## TO BE DONE
Copy out the lines that include the word "ylabel".

## DATASET CONTENT
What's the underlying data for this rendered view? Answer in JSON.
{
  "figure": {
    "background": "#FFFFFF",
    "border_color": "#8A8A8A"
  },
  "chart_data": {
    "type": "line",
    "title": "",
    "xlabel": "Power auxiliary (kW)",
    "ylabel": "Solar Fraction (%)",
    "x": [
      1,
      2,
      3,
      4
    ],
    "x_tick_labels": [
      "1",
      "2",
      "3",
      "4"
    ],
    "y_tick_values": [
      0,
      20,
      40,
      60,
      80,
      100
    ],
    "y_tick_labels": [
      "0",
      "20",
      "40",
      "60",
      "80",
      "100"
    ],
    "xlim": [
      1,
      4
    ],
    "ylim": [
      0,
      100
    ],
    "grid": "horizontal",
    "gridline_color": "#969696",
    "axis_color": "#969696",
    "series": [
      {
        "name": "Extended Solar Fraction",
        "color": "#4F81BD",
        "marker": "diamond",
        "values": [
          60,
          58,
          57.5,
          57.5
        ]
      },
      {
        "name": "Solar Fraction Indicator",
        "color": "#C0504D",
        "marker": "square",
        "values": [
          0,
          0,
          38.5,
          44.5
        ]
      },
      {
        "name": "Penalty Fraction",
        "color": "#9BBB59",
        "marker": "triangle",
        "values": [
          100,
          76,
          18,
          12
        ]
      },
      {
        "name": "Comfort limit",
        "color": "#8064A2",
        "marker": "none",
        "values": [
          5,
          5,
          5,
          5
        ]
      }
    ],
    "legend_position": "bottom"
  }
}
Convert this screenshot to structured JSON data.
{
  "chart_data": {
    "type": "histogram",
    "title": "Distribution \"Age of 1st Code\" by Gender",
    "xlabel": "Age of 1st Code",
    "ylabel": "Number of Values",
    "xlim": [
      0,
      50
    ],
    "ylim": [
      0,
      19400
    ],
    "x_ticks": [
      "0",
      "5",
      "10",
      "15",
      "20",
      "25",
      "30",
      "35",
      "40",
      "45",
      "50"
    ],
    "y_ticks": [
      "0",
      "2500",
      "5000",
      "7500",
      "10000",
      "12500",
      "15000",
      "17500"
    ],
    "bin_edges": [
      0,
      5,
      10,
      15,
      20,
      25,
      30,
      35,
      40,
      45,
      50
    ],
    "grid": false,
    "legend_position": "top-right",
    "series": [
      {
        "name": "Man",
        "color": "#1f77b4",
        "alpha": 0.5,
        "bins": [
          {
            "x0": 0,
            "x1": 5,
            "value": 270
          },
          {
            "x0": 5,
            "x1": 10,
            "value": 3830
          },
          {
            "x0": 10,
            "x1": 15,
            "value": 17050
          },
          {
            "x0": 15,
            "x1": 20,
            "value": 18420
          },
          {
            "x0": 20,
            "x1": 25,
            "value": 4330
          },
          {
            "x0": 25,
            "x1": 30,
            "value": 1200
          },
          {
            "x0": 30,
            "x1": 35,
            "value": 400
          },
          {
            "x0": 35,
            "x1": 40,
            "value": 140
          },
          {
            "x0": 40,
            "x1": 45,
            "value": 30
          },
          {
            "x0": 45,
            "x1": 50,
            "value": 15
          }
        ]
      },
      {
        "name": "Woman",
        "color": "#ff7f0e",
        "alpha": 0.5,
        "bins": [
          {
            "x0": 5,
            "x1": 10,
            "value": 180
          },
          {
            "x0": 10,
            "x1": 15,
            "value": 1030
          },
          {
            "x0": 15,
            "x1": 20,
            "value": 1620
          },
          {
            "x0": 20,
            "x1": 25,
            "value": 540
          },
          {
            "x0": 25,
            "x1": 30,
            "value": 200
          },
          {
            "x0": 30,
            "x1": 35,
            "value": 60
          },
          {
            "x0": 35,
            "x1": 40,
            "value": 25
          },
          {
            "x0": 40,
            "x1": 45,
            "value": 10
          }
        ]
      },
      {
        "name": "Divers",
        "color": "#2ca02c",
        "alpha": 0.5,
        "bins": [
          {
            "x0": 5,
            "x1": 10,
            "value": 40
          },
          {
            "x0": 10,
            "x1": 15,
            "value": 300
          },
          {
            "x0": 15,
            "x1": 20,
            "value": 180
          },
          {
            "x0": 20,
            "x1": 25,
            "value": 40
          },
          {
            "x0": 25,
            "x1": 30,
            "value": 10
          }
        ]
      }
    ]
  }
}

## EXPECTED ANSWER
    "ylabel": "Solar Fraction (%)",
    "ylabel": "Number of Values",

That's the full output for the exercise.